Modern Linux Page Tables (4-Level Architecture)
Modern 64-bit processors require much larger address spaces, and the Linux kernel adapted by shifting to a 4-level (and more recently, a 5-level) page table architecture.
The Core Concept: Because a 64-bit address space is astronomically large and mostly empty, the kernel cannot use a single, massive translation array. Instead, it uses a hierarchical, multi-level tree of tables to map Virtual Addresses to Physical Addresses efficiently.
1. The 4 Levels of Translation
To support 64-bit architectures (like x86_64 and ARM64), Linux introduced the PUD (Page Upper Directory) to the hierarchy.
| Level | Name | Description |
|---|---|---|
| 1 (Top) | PGD (Page Global Directory) | The highest level. The process’s mm_struct points here. On a context switch, the physical address of the PGD is loaded directly into a CPU hardware register (e.g., the CR3 register on x86). |
| 2 | PUD (Page Upper Directory) | The modern addition. Entries in the PGD point to an array of PUDs. |
| 3 | PMD (Page Middle Directory) | Entries in the PUD point to an array of PMDs. |
| 4 (Bottom) | PTE (Page Table Entry) | The final table. Entries here point directly to the base address of the physical page (Page Frame) in RAM. |
2. How the Virtual Address is Split (The x86_64 Example)
When a processor looks at a 64-bit virtual address, it doesn’t see a single number. It sees a bitfield.
While pointers are 64 bits long, modern hardware typically only uses 48 bits for actual memory addressing (the rest are reserved/unused). The kernel slices those 48 bits into chunks to navigate the tables:
- Bits 39–47 (9 bits): Index into the PGD
- Bits 30–38 (9 bits): Index into the PUD
- Bits 21–29 (9 bits): Index into the PMD
- Bits 12–20 (9 bits): Index into the PTE
- Bits 0–11 (12 bits): Page Offset. Once the physical page is found, these 12 bits point to the exact byte inside that standard 4KB page.
The Software Fallback: Linux uses this 4-level structure in its C code universally. If the kernel is compiled for an older 32-bit hardware architecture that only supports 2 or 3 levels, the kernel compiler intelligently “folds” (bypasses) the unused directories (like the PUD) at compile time to keep the hardware happy without changing the core kernel source code.
3. Hardware Acceleration: The MMU and TLB
Because every single memory request requires translation, walking this 4-level tree in software for every operation would destroy system performance.
- The MMU (Memory Management Unit): The hardware component on the CPU that actually performs the physical page table walk. The kernel just sets up the tables in RAM; the MMU traverses them.
- The TLB (Translation Lookaside Buffer): An ultra-fast hardware cache located directly on the CPU die. It stores recent Virtual-to-Physical PTE translations.
- TLB Hit: The CPU skips the page tables entirely and accesses RAM instantly.
- TLB Miss: The hardware MMU must perform the expensive 4-level “page walk” through RAM to find the mapping, cache it in the TLB, and then fetch the data.

### SUPPLIED RECORDS
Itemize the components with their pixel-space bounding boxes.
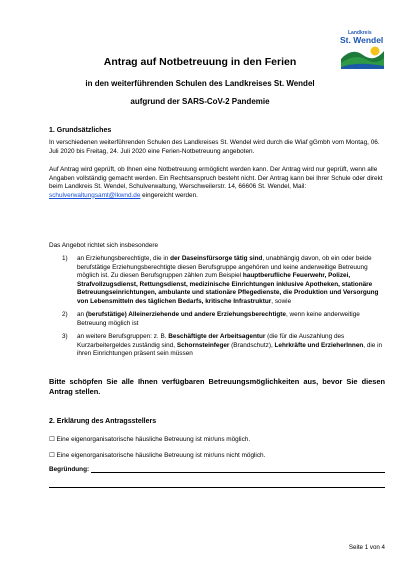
list-text: , die in ihren Einrichtungen präsent sein müssen bbox=[77, 341, 383, 357]
list-item-number: 2) bbox=[62, 311, 68, 318]
list-text-bold: der Daseinsfürsorge tätig sind bbox=[170, 255, 263, 262]
target-group-list bbox=[62, 255, 388, 364]
page-number: Seite 1 von 4 bbox=[348, 544, 385, 551]
svg-text:Landkreis: Landkreis bbox=[348, 30, 372, 36]
list-text: , sowie bbox=[271, 297, 292, 305]
list-item-number: 3) bbox=[62, 333, 68, 340]
reason-line[interactable] bbox=[91, 466, 385, 473]
paragraph-2-text-end: eingereicht werden. bbox=[140, 191, 198, 199]
list-text-bold: Beschäftigte der Arbeitsagentur bbox=[168, 333, 266, 340]
list-text-bold: Schornsteinfeger bbox=[176, 341, 230, 349]
warning-notice: Bitte schöpfen Sie alle Ihnen verfügbaren Betreuungsmöglichkeiten aus, bevor Sie diesen Antrag stellen. bbox=[49, 377, 385, 396]
section-2-heading: 2. Erklärung des Antragsstellers bbox=[49, 418, 157, 425]
option-care-not-possible[interactable]: ☐ Eine eigenorganisatorische häusliche Betreuung ist mir/uns nicht möglich. bbox=[49, 452, 266, 459]
list-text: , wenn keine anderweitige Betreuung möglich ist bbox=[77, 311, 360, 327]
list-item-number: 1) bbox=[62, 255, 68, 262]
section-1-heading: 1. Grundsätzliches bbox=[49, 127, 112, 134]
list-text: (Brandschutz), bbox=[229, 341, 275, 349]
list-text: an weitere Berufsgruppen: z. B. bbox=[77, 333, 169, 340]
document-subtitle-schools: in den weiterführenden Schulen des Landkreises St. Wendel bbox=[85, 79, 315, 88]
list-text-bold: Lehrkräfte und ErzieherInnen bbox=[274, 341, 364, 349]
svg-text:St. Wendel: St. Wendel bbox=[340, 35, 384, 45]
section-1-paragraph-3: Das Angebot richtet sich insbesondere bbox=[49, 242, 159, 249]
document-subtitle-pandemic: aufgrund der SARS-CoV-2 Pandemie bbox=[130, 97, 270, 106]
option-care-possible[interactable]: ☐ Eine eigenorganisatorische häusliche Betreuung ist mir/uns möglich. bbox=[49, 436, 251, 443]
list-item bbox=[62, 311, 388, 328]
paragraph-2-text: Auf Antrag wird geprüft, ob Ihnen eine Notbetreuung ermöglicht werden kann. Der Antrag wird nur geprüft, wenn alle Angaben vollständig gemacht werden. Ein Rechtsanspruch besteht nicht. Der Antrag kann bei Ihrer Schule oder direkt beim Landkreis St. Wendel, Schulverwaltung, Werschweilerstr. 14, 66606 St. Wendel, Mail: bbox=[49, 166, 383, 190]
list-item bbox=[62, 333, 388, 359]
reason-line-2[interactable] bbox=[49, 487, 385, 488]
list-text-bold: (berufstätige) Alleinerziehende und andere Erziehungsberechtigte bbox=[85, 311, 286, 318]
section-1-paragraph-2 bbox=[49, 166, 385, 200]
list-text: (die für die Auszahlung des Kurzarbeitergeldes zuständig sind, bbox=[77, 333, 345, 349]
list-item bbox=[62, 255, 388, 306]
list-text: , unabhängig davon, ob ein oder beide berufstätige Erziehungsberechtigte diesen Berufsgruppe angehören und keine anderweitige Betreuung möglich ist. Zu diesen Berufsgruppen zählen zum Beispiel bbox=[77, 255, 372, 279]
list-text-bold: hauptberufliche Feuerwehr, Polizei, Strafvollzugsdienst, Rettungsdienst, medizinische Einrichtungen inklusive Apotheken, stationäre Betreuungseinrichtungen, ambulante und stationäre Pflegedienste, die Produktion und Versorgung von Lebensmitteln des täglichen Bedarfs, kritische Infrastruktur bbox=[77, 272, 379, 305]
document-title: Antrag auf Notbetreuung in den Ferien bbox=[103, 56, 297, 68]
section-1-paragraph-1: In verschiedenen weiterführenden Schulen des Landkreises St. Wendel wird durch die Wiaf gGmbh vom Montag, 06. Juli 2020 bis Freitag, 24. Juli 2020 eine Ferien-Notbetreuung angeboten. bbox=[49, 139, 380, 155]
list-text: an bbox=[77, 311, 86, 318]
email-link[interactable]: schulverwaltungsamt@lkwnd.de bbox=[49, 191, 141, 199]
reason-label: Begründung: bbox=[49, 466, 90, 473]
reason-field[interactable] bbox=[49, 466, 385, 473]
list-text: an Erziehungsberechtigte, die in bbox=[77, 255, 171, 262]
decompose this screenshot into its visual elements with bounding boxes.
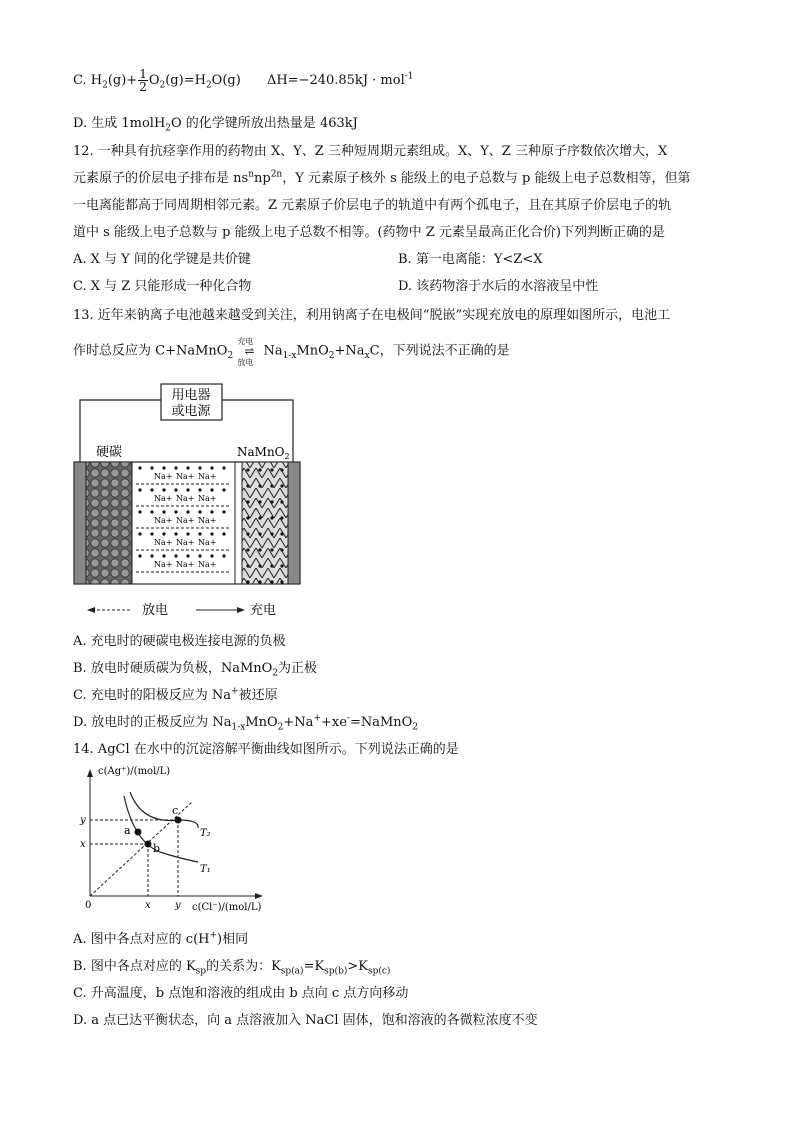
- q13-option-d: D. 放电时的正极反应为 $Na_{1-x}MnO_2+Na^++xe^-=NaMnO_2$: [73, 713, 419, 733]
- q13-option-c: C. 充电时的阳极反应为 Na+被还原: [73, 686, 278, 703]
- na-ion: Na+: [198, 560, 217, 569]
- label-c: c: [172, 804, 179, 817]
- charge-label: 充电: [250, 603, 277, 618]
- na-ion: Na+: [176, 494, 195, 503]
- label-t2: T₂: [200, 828, 211, 839]
- q13-stem-line1: 13. 近年来钠离子电池越来越受到关注，利用钠离子在电极间“脱嵌”实现充放电的原理如图所示，电池工: [73, 308, 671, 323]
- na-ion: Na+: [176, 516, 195, 525]
- na-ion: Na+: [198, 516, 217, 525]
- x-axis-label: c(Cl⁻)/(mol/L): [192, 902, 262, 913]
- curve-t2: [130, 792, 198, 828]
- battery-diagram: [70, 378, 310, 623]
- na-ion: Na+: [198, 472, 217, 481]
- q14-option-b: B. 图中各点对应的 $K_{sp}$的关系为：$K_{sp(a)}=K_{sp(b)}>K_{sp(c)}$: [73, 959, 391, 977]
- x-tick-y: y: [175, 900, 181, 911]
- namno2-label: NaMnO$_2$: [237, 445, 290, 461]
- na-ion: Na+: [154, 494, 173, 503]
- label-t1: T₁: [200, 864, 211, 875]
- q12-option-d: D. 该药物溶于水后的水溶液呈中性: [398, 279, 599, 294]
- label-b: b: [153, 842, 161, 855]
- hard-carbon-label: 硬碳: [96, 445, 123, 460]
- q14-option-d: D. a 点已达平衡状态，向 a 点溶液加入 NaCl 固体，饱和溶液的各微粒浓度不变: [73, 1013, 538, 1028]
- y-tick-x: x: [80, 839, 86, 850]
- na-ion: Na+: [154, 516, 173, 525]
- device-label2: 或电源: [171, 404, 211, 419]
- q13-option-b: B. 放电时硬质碳为负极，NaMnO$_2$为正极: [73, 661, 318, 679]
- fraction: $\frac{1}{2}$: [139, 67, 147, 94]
- q13-stem-line2: 作时总反应为 C+NaMnO$_2$ 充电 ⇌ 放电 $Na_{1-x}MnO_2+Na_xC$，下列说法不正确的是: [73, 337, 510, 367]
- na-ion: Na+: [154, 472, 173, 481]
- q12-option-c: C. X 与 Z 只能形成一种化合物: [73, 279, 252, 294]
- origin-label: 0: [85, 900, 92, 911]
- q14-option-a: A. 图中各点对应的 c(H+)相同: [73, 930, 249, 947]
- discharge-label: 放电: [142, 603, 169, 618]
- q12-option-b: B. 第一电离能：Y<Z<X: [398, 252, 543, 267]
- na-ion: Na+: [176, 472, 195, 481]
- na-ion: Na+: [154, 560, 173, 569]
- x-tick-x: x: [145, 900, 151, 911]
- hard-carbon-electrode: [86, 462, 132, 584]
- na-ion: Na+: [154, 538, 173, 547]
- q12-option-a: A. X 与 Y 间的化学键是共价键: [73, 252, 251, 267]
- curve-t1: [124, 796, 198, 862]
- y-tick-y: y: [80, 815, 86, 826]
- reversible-arrow: 充电 ⇌ 放电: [237, 337, 255, 367]
- point-c: [175, 817, 182, 824]
- na-ion: Na+: [176, 560, 195, 569]
- label-a: a: [124, 824, 131, 837]
- q12-stem-line2: 元素原子的价层电子排布是 $ns^nnp^{2n}$，Y 元素原子核外 s 能级上的电子总数与 p 能级上电子总数相等，但第: [73, 169, 691, 186]
- q14-option-c: C. 升高温度，b 点饱和溶液的组成由 b 点向 c 点方向移动: [73, 986, 409, 1001]
- point-a: [135, 829, 142, 836]
- q11-option-d: D. 生成 1molH$_2$O 的化学键所放出热量是 463kJ: [73, 116, 358, 134]
- q11-option-c: C. $H_2(g)+$ $\frac{1}{2}$ $O_2(g)=H_2O(g) \Delta H=-240.85kJ \cdot mol^{-1}$: [73, 67, 414, 94]
- q13-option-a: A. 充电时的硬碳电极连接电源的负极: [73, 634, 286, 649]
- na-ion: Na+: [176, 538, 195, 547]
- q12-stem-line4: 道中 s 能级上电子总数与 p 能级上电子总数不相等。(药物中 Z 元素呈最高正化合价)下列判断正确的是: [73, 225, 665, 240]
- q12-stem-line3: 一电离能都高于同周期相邻元素。Z 元素原子价层电子的轨道中有两个孤电子，且在其原子价层电子的轨: [73, 198, 672, 213]
- device-label: 用电器: [171, 388, 211, 403]
- na-ion: Na+: [198, 538, 217, 547]
- na-ion: Na+: [198, 494, 217, 503]
- q14-stem: 14. AgCl 在水中的沉淀溶解平衡曲线如图所示。下列说法正确的是: [73, 742, 459, 757]
- q12-stem-line1: 12. 一种具有抗痉挛作用的药物由 X、Y、Z 三种短周期元素组成。X、Y、Z 三种原子序数依次增大，X: [73, 144, 668, 159]
- point-b: [145, 841, 152, 848]
- y-axis-label: c(Ag⁺)/(mol/L): [98, 766, 171, 777]
- solubility-graph: [74, 762, 274, 914]
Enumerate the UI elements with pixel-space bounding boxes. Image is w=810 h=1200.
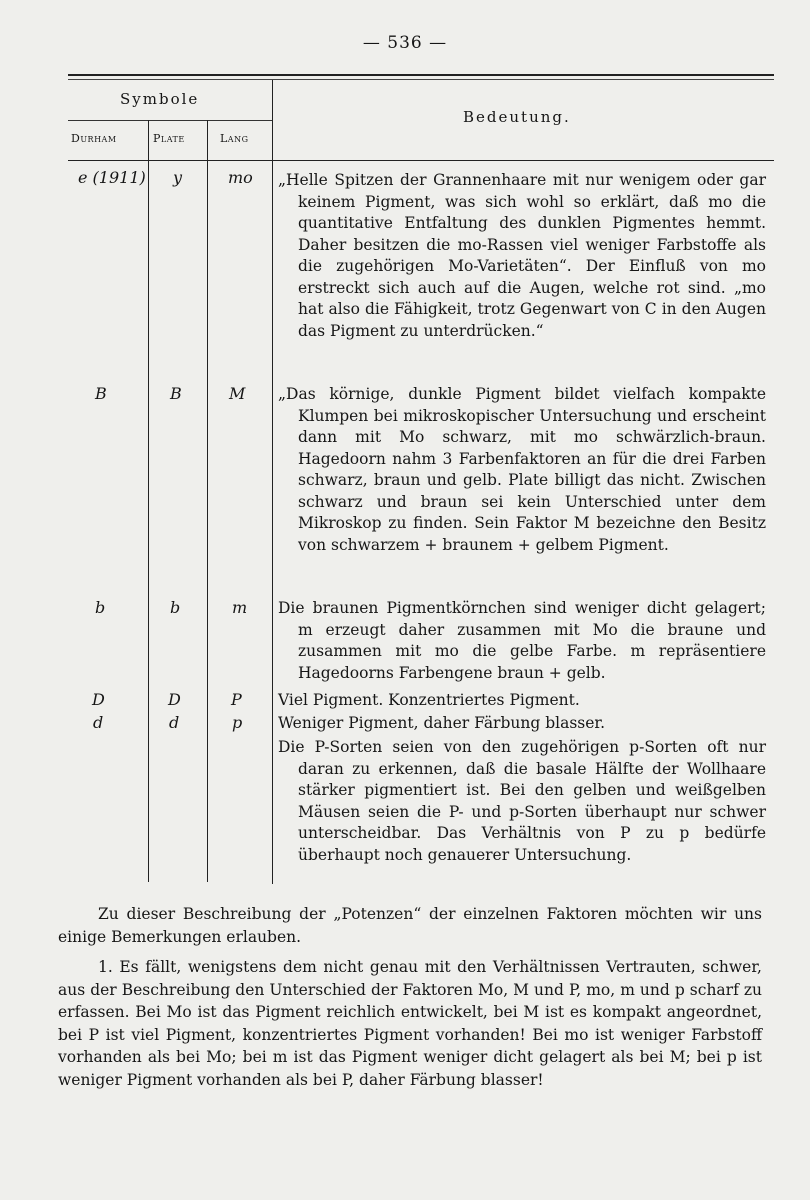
body-paragraph-1 [58,903,762,948]
column-divider-plate-lang [207,120,208,882]
row2-description-text: „Das körnige, dunkle Pigment bildet vielfach kompakte Klumpen bei mikroskopischer Untersuchung und erscheint dann mit Mo schwarz, mit mo schwärzlich-braun. Hagedoorn nahm 3 Farbenfaktoren an für die drei Farben schwarz, braun und gelb. Plate billigt das nicht. Zwischen schwarz und braun sei kein Unterschied unter dem Mikroskop zu finden. Sein Faktor M bezeichne den Besitz von schwarzem + braunem + gelbem Pigment. [278,385,766,554]
row6-description [278,737,766,866]
table-top-rule [68,74,774,76]
symbols-header-divider [68,120,273,121]
row5-description-text: Weniger Pigment, daher Färbung blasser. [278,714,606,732]
row4-lang: P [231,690,242,709]
row1-durham [78,168,146,187]
table-header-rule [68,160,774,161]
row5-lang: p [232,713,243,732]
body-paragraph-2-text: 1. Es fällt, wenigstens dem nicht genau mit den Verhältnissen Vertrauten, schwer, aus der Beschreibung den Unterschied der Faktoren Mo, M und P, mo, m und p scharf zu erfassen. Bei Mo ist das Pigment reichlich entwickelt, bei M ist es kompakt angeordnet, bei P ist viel Pigment, konzentriertes Pigment vorhanden! Bei mo ist weniger Farbstoff vorhanden als bei Mo; bei m ist das Pigment weniger dicht gelagert als bei M; bei p ist weniger Pigment vorhanden als bei P, daher Färbung blasser! [58,958,762,1089]
row2-durham: B [95,384,107,403]
row1-description-text: „Helle Spitzen der Grannenhaare mit nur wenigem oder gar keinem Pigment, was sich wohl so erklärt, daß mo die quantitative Entfaltung des dunklen Pigmentes hemmt. Daher besitzen die mo-Rassen viel weniger Farbstoffe als die zugehörigen Mo-Varietäten“. Der Einfluß von mo erstreckt sich auch auf die Augen, welche rot sind. „mo hat also die Fähigkeit, trotz Gegenwart von C in den Augen das Pigment zu unterdrücken.“ [278,171,766,340]
row2-description [278,384,766,556]
row1-lang: mo [228,168,253,187]
row5-description [278,713,766,735]
body-paragraph-1-text: Zu dieser Beschreibung der „Potenzen“ der einzelnen Faktoren möchten wir uns einige Bemerkungen erlauben. [58,905,762,946]
row4-durham: D [92,690,105,709]
table-top-rule-thin [68,79,774,80]
row6-description-text: Die P-Sorten seien von den zugehörigen p-Sorten oft nur daran zu erkennen, daß die basale Hälfte der Wollhaare stärker pigmentiert ist. Bei den gelben und weißgelben Mäusen seien die P- und p-Sorten überhaupt nur schwer unterscheidbar. Das Verhältnis von P zu p bedürfe überhaupt noch genauerer Untersuchung. [278,738,766,864]
row4-description [278,690,766,712]
row4-description-text: Viel Pigment. Konzentriertes Pigment. [278,691,580,709]
meaning-header: Bedeutung. [463,108,571,126]
row3-durham: b [95,598,106,617]
col-header-lang: Lang [220,132,249,145]
row3-plate: b [170,598,181,617]
row2-lang: M [229,384,246,403]
symbols-group-header: Symbole [120,90,200,108]
row1-description [278,170,766,342]
row3-lang: m [232,598,248,617]
row2-plate: B [170,384,182,403]
row5-plate: d [169,713,180,732]
column-divider-durham-plate [148,120,149,882]
row3-description [278,598,766,684]
column-divider-symbols-meaning [272,80,273,884]
body-paragraph-2 [58,956,762,1091]
col-header-durham: Durham [71,132,117,145]
row1-plate: y [173,168,183,187]
row1-durham-text: e (1911) [78,168,146,187]
row4-plate: D [168,690,181,709]
row3-description-text: Die braunen Pigmentkörnchen sind weniger dicht gelagert; m erzeugt daher zusammen mit Mo die braune und zusammen mit mo die gelbe Farbe. m repräsentiere Hagedoorns Farbengene braun + gelb. [278,599,766,682]
page-number: — 536 — [362,33,448,53]
row5-durham: d [93,713,104,732]
col-header-plate: Plate [153,132,185,145]
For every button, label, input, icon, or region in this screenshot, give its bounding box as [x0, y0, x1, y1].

### CHALLENGE
Extend the explanation of Linux 4-level page tables, picking up after its closing line about a TLB miss.

### RESPONSE TO THE EXERCISE
4. Beyond 4 Levels: The 5-Level Reality (P4D)
As enterprise servers surpassed terabytes of RAM, the 48-bit addressing limit (which caps out at 256 TB of virtual memory) became a bottleneck.
Starting in kernel 4.14 (late 2017), Linux merged support for 5-Level Paging.
- The P4D (Page 4th Directory) was inserted between the PGD and the PUD.
- This expands the usable address space from 48 bits to 57 bits, raising the maximum virtual memory space from 256 Terabytes to 128 Petabytes.
How much Memory is Addressable by 4 Level Page Tables?
We saw that only 48 bits are used for addressing. So the overall addressable memory should be 2^48 = 256 TB/ Let’s verify if we’re still able to address the same amount of memory with 4 level paging.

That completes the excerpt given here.